***** EXTRACTED DATA *****

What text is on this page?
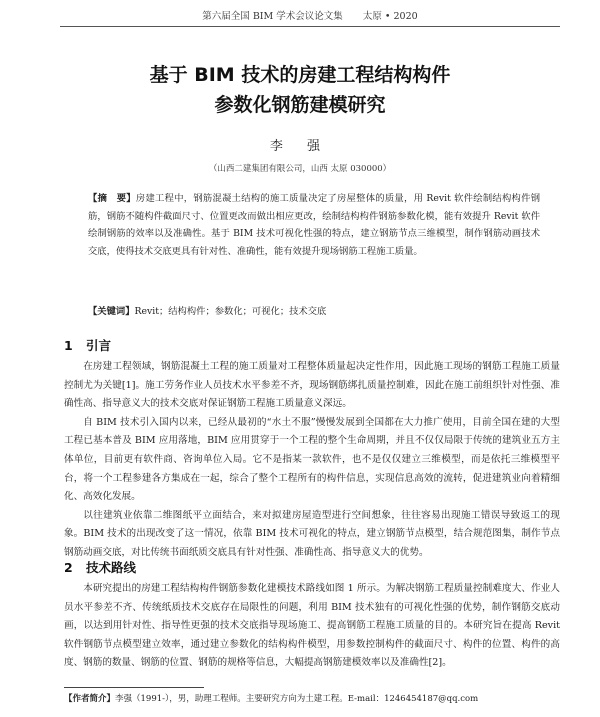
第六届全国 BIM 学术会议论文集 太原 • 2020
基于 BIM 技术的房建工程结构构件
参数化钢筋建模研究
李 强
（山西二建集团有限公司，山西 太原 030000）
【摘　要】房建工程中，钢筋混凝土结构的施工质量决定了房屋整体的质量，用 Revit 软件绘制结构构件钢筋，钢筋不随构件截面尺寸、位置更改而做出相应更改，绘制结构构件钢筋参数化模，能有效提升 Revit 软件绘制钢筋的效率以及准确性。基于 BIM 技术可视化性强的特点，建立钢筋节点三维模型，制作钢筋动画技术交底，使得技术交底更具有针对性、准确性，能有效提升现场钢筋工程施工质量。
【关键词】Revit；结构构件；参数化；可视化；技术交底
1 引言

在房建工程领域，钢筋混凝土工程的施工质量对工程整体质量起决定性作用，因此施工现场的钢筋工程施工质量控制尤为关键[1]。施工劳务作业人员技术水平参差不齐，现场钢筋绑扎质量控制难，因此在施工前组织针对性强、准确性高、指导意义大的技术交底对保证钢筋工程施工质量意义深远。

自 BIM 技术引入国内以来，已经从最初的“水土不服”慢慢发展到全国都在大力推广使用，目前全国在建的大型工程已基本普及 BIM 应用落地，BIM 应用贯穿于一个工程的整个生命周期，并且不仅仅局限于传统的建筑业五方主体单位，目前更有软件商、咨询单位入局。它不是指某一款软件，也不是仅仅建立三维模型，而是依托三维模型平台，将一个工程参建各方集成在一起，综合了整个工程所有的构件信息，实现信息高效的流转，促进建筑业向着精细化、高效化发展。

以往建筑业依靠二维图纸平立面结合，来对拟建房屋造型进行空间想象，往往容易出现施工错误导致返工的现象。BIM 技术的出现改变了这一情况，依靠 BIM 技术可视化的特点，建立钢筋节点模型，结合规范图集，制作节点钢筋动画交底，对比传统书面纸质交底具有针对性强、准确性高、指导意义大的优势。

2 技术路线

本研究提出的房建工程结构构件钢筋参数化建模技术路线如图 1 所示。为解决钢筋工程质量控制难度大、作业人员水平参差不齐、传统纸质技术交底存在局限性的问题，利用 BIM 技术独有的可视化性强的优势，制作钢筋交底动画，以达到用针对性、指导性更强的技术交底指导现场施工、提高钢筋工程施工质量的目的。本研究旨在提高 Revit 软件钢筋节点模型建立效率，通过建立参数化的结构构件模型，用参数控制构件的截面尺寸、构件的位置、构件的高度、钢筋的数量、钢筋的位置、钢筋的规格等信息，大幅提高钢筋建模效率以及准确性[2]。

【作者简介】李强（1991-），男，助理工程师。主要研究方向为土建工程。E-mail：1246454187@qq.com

*****

● PROBLEM STATEMENT
Print the full listing exactly, dropping the pictures.

● OUTPUT OF THE TASK
What text is on this page?
第六届全国 BIM 学术会议论文集 太原 • 2020
基于 BIM 技术的房建工程结构构件
参数化钢筋建模研究
李 强
（山西二建集团有限公司，山西 太原 030000）
【摘　要】房建工程中，钢筋混凝土结构的施工质量决定了房屋整体的质量，用 Revit 软件绘制结构构件钢筋，钢筋不随构件截面尺寸、位置更改而做出相应更改，绘制结构构件钢筋参数化模，能有效提升 Revit 软件绘制钢筋的效率以及准确性。基于 BIM 技术可视化性强的特点，建立钢筋节点三维模型，制作钢筋动画技术交底，使得技术交底更具有针对性、准确性，能有效提升现场钢筋工程施工质量。
【关键词】Revit；结构构件；参数化；可视化；技术交底
1 引言

在房建工程领域，钢筋混凝土工程的施工质量对工程整体质量起决定性作用，因此施工现场的钢筋工程施工质量控制尤为关键[1]。施工劳务作业人员技术水平参差不齐，现场钢筋绑扎质量控制难，因此在施工前组织针对性强、准确性高、指导意义大的技术交底对保证钢筋工程施工质量意义深远。

自 BIM 技术引入国内以来，已经从最初的“水土不服”慢慢发展到全国都在大力推广使用，目前全国在建的大型工程已基本普及 BIM 应用落地，BIM 应用贯穿于一个工程的整个生命周期，并且不仅仅局限于传统的建筑业五方主体单位，目前更有软件商、咨询单位入局。它不是指某一款软件，也不是仅仅建立三维模型，而是依托三维模型平台，将一个工程参建各方集成在一起，综合了整个工程所有的构件信息，实现信息高效的流转，促进建筑业向着精细化、高效化发展。

以往建筑业依靠二维图纸平立面结合，来对拟建房屋造型进行空间想象，往往容易出现施工错误导致返工的现象。BIM 技术的出现改变了这一情况，依靠 BIM 技术可视化的特点，建立钢筋节点模型，结合规范图集，制作节点钢筋动画交底，对比传统书面纸质交底具有针对性强、准确性高、指导意义大的优势。

2 技术路线

本研究提出的房建工程结构构件钢筋参数化建模技术路线如图 1 所示。为解决钢筋工程质量控制难度大、作业人员水平参差不齐、传统纸质技术交底存在局限性的问题，利用 BIM 技术独有的可视化性强的优势，制作钢筋交底动画，以达到用针对性、指导性更强的技术交底指导现场施工、提高钢筋工程施工质量的目的。本研究旨在提高 Revit 软件钢筋节点模型建立效率，通过建立参数化的结构构件模型，用参数控制构件的截面尺寸、构件的位置、构件的高度、钢筋的数量、钢筋的位置、钢筋的规格等信息，大幅提高钢筋建模效率以及准确性[2]。

【作者简介】李强（1991-），男，助理工程师。主要研究方向为土建工程。E-mail：1246454187@qq.com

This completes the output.